● **Written instruction**:
Repeat each record below exactly as given.

Data entries
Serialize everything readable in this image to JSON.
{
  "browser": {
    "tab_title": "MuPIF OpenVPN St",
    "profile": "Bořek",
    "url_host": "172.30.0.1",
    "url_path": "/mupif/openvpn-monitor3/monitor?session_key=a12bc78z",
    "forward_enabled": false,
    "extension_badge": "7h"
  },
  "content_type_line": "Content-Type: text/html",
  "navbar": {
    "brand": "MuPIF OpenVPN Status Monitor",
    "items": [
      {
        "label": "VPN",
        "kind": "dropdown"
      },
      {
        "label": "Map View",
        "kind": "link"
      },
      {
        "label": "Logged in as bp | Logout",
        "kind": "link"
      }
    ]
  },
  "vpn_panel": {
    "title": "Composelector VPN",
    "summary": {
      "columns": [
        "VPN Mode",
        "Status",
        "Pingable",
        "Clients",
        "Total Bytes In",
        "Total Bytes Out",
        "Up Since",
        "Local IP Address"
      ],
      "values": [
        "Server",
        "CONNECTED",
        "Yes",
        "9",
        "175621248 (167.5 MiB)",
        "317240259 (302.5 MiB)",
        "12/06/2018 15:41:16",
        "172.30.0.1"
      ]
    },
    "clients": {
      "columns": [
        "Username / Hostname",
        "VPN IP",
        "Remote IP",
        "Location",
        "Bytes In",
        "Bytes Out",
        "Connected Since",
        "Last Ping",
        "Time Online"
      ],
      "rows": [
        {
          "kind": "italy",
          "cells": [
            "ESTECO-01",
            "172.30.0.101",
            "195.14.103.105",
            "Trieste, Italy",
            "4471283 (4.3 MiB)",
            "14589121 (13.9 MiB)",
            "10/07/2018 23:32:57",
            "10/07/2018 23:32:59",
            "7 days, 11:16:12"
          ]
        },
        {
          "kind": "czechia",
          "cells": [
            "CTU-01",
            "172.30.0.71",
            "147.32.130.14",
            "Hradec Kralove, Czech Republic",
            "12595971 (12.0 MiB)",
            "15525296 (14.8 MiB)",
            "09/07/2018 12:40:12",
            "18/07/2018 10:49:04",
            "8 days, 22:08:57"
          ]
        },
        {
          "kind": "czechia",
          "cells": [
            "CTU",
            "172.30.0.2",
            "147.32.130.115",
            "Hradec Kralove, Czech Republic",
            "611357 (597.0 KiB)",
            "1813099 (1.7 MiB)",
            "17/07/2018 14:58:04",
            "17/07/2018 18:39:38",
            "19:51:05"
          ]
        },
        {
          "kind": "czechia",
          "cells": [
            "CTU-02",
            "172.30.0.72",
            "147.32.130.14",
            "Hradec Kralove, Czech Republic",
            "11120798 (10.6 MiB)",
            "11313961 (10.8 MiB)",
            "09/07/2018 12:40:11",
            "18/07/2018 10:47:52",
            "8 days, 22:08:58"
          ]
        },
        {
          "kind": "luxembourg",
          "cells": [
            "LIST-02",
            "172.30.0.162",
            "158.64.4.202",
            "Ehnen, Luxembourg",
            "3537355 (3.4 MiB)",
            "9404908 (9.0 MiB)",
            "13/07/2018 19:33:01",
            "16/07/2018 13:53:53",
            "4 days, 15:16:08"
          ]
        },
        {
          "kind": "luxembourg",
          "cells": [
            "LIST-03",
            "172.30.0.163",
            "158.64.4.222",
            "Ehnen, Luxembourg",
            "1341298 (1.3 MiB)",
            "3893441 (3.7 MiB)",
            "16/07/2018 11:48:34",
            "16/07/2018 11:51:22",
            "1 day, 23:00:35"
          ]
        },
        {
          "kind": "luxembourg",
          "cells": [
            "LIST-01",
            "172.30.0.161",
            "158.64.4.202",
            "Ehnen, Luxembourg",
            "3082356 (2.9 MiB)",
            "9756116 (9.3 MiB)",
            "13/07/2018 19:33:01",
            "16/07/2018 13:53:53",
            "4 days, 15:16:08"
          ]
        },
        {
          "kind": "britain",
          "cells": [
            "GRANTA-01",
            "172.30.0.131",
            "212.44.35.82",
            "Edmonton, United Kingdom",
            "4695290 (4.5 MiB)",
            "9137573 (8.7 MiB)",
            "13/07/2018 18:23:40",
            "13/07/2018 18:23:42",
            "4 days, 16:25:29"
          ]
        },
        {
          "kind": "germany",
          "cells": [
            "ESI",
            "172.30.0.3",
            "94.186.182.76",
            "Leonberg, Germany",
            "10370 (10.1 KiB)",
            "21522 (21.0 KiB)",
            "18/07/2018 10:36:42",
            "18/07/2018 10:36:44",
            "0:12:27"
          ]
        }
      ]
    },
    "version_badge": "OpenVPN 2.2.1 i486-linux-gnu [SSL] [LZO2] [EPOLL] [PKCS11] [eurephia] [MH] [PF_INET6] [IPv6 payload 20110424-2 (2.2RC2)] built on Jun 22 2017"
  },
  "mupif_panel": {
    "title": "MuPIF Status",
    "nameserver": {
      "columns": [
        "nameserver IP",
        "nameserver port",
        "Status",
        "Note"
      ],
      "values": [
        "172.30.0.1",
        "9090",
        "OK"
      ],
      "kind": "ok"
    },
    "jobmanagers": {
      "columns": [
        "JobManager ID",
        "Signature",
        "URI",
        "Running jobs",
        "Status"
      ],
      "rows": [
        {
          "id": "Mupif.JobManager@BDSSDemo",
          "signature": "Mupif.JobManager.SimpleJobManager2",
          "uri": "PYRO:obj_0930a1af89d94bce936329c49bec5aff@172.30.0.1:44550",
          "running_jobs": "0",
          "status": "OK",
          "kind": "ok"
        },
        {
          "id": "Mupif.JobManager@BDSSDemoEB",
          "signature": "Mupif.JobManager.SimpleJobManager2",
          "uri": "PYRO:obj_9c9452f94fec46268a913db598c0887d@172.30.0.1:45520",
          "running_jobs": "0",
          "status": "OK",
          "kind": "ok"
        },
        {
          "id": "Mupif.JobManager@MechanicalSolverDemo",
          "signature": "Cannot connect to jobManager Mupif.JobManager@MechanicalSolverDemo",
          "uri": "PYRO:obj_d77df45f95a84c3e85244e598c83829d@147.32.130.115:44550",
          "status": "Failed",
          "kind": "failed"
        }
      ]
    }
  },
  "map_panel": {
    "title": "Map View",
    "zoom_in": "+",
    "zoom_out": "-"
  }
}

● **Exercise answer**:
Serialize everything readable in this image to JSON.
{
  "browser": {
    "tab_title": "MuPIF OpenVPN St",
    "profile": "Bořek",
    "url_host": "172.30.0.1",
    "url_path": "/mupif/openvpn-monitor3/monitor?session_key=a12bc78z",
    "forward_enabled": false,
    "extension_badge": "7h"
  },
  "content_type_line": "Content-Type: text/html",
  "navbar": {
    "brand": "MuPIF OpenVPN Status Monitor",
    "items": [
      {
        "label": "VPN",
        "kind": "dropdown"
      },
      {
        "label": "Map View",
        "kind": "link"
      },
      {
        "label": "Logged in as bp | Logout",
        "kind": "link"
      }
    ]
  },
  "vpn_panel": {
    "title": "Composelector VPN",
    "summary": {
      "columns": [
        "VPN Mode",
        "Status",
        "Pingable",
        "Clients",
        "Total Bytes In",
        "Total Bytes Out",
        "Up Since",
        "Local IP Address"
      ],
      "values": [
        "Server",
        "CONNECTED",
        "Yes",
        "9",
        "175621248 (167.5 MiB)",
        "317240259 (302.5 MiB)",
        "12/06/2018 15:41:16",
        "172.30.0.1"
      ]
    },
    "clients": {
      "columns": [
        "Username / Hostname",
        "VPN IP",
        "Remote IP",
        "Location",
        "Bytes In",
        "Bytes Out",
        "Connected Since",
        "Last Ping",
        "Time Online"
      ],
      "rows": [
        {
          "kind": "italy",
          "cells": [
            "ESTECO-01",
            "172.30.0.101",
            "195.14.103.105",
            "Trieste, Italy",
            "4471283 (4.3 MiB)",
            "14589121 (13.9 MiB)",
            "10/07/2018 23:32:57",
            "10/07/2018 23:32:59",
            "7 days, 11:16:12"
          ]
        },
        {
          "kind": "czechia",
          "cells": [
            "CTU-01",
            "172.30.0.71",
            "147.32.130.14",
            "Hradec Kralove, Czech Republic",
            "12595971 (12.0 MiB)",
            "15525296 (14.8 MiB)",
            "09/07/2018 12:40:12",
            "18/07/2018 10:49:04",
            "8 days, 22:08:57"
          ]
        },
        {
          "kind": "czechia",
          "cells": [
            "CTU",
            "172.30.0.2",
            "147.32.130.115",
            "Hradec Kralove, Czech Republic",
            "611357 (597.0 KiB)",
            "1813099 (1.7 MiB)",
            "17/07/2018 14:58:04",
            "17/07/2018 18:39:38",
            "19:51:05"
          ]
        },
        {
          "kind": "czechia",
          "cells": [
            "CTU-02",
            "172.30.0.72",
            "147.32.130.14",
            "Hradec Kralove, Czech Republic",
            "11120798 (10.6 MiB)",
            "11313961 (10.8 MiB)",
            "09/07/2018 12:40:11",
            "18/07/2018 10:47:52",
            "8 days, 22:08:58"
          ]
        },
        {
          "kind": "luxembourg",
          "cells": [
            "LIST-02",
            "172.30.0.162",
            "158.64.4.202",
            "Ehnen, Luxembourg",
            "3537355 (3.4 MiB)",
            "9404908 (9.0 MiB)",
            "13/07/2018 19:33:01",
            "16/07/2018 13:53:53",
            "4 days, 15:16:08"
          ]
        },
        {
          "kind": "luxembourg",
          "cells": [
            "LIST-03",
            "172.30.0.163",
            "158.64.4.222",
            "Ehnen, Luxembourg",
            "1341298 (1.3 MiB)",
            "3893441 (3.7 MiB)",
            "16/07/2018 11:48:34",
            "16/07/2018 11:51:22",
            "1 day, 23:00:35"
          ]
        },
        {
          "kind": "luxembourg",
          "cells": [
            "LIST-01",
            "172.30.0.161",
            "158.64.4.202",
            "Ehnen, Luxembourg",
            "3082356 (2.9 MiB)",
            "9756116 (9.3 MiB)",
            "13/07/2018 19:33:01",
            "16/07/2018 13:53:53",
            "4 days, 15:16:08"
          ]
        },
        {
          "kind": "britain",
          "cells": [
            "GRANTA-01",
            "172.30.0.131",
            "212.44.35.82",
            "Edmonton, United Kingdom",
            "4695290 (4.5 MiB)",
            "9137573 (8.7 MiB)",
            "13/07/2018 18:23:40",
            "13/07/2018 18:23:42",
            "4 days, 16:25:29"
          ]
        },
        {
          "kind": "germany",
          "cells": [
            "ESI",
            "172.30.0.3",
            "94.186.182.76",
            "Leonberg, Germany",
            "10370 (10.1 KiB)",
            "21522 (21.0 KiB)",
            "18/07/2018 10:36:42",
            "18/07/2018 10:36:44",
            "0:12:27"
          ]
        }
      ]
    },
    "version_badge": "OpenVPN 2.2.1 i486-linux-gnu [SSL] [LZO2] [EPOLL] [PKCS11] [eurephia] [MH] [PF_INET6] [IPv6 payload 20110424-2 (2.2RC2)] built on Jun 22 2017"
  },
  "mupif_panel": {
    "title": "MuPIF Status",
    "nameserver": {
      "columns": [
        "nameserver IP",
        "nameserver port",
        "Status",
        "Note"
      ],
      "values": [
        "172.30.0.1",
        "9090",
        "OK"
      ],
      "kind": "ok"
    },
    "jobmanagers": {
      "columns": [
        "JobManager ID",
        "Signature",
        "URI",
        "Running jobs",
        "Status"
      ],
      "rows": [
        {
          "id": "Mupif.JobManager@BDSSDemo",
          "signature": "Mupif.JobManager.SimpleJobManager2",
          "uri": "PYRO:obj_0930a1af89d94bce936329c49bec5aff@172.30.0.1:44550",
          "running_jobs": "0",
          "status": "OK",
          "kind": "ok"
        },
        {
          "id": "Mupif.JobManager@BDSSDemoEB",
          "signature": "Mupif.JobManager.SimpleJobManager2",
          "uri": "PYRO:obj_9c9452f94fec46268a913db598c0887d@172.30.0.1:45520",
          "running_jobs": "0",
          "status": "OK",
          "kind": "ok"
        },
        {
          "id": "Mupif.JobManager@MechanicalSolverDemo",
          "signature": "Cannot connect to jobManager Mupif.JobManager@MechanicalSolverDemo",
          "uri": "PYRO:obj_d77df45f95a84c3e85244e598c83829d@147.32.130.115:44550",
          "status": "Failed",
          "kind": "failed"
        }
      ]
    }
  },
  "map_panel": {
    "title": "Map View",
    "zoom_in": "+",
    "zoom_out": "-"
  }
}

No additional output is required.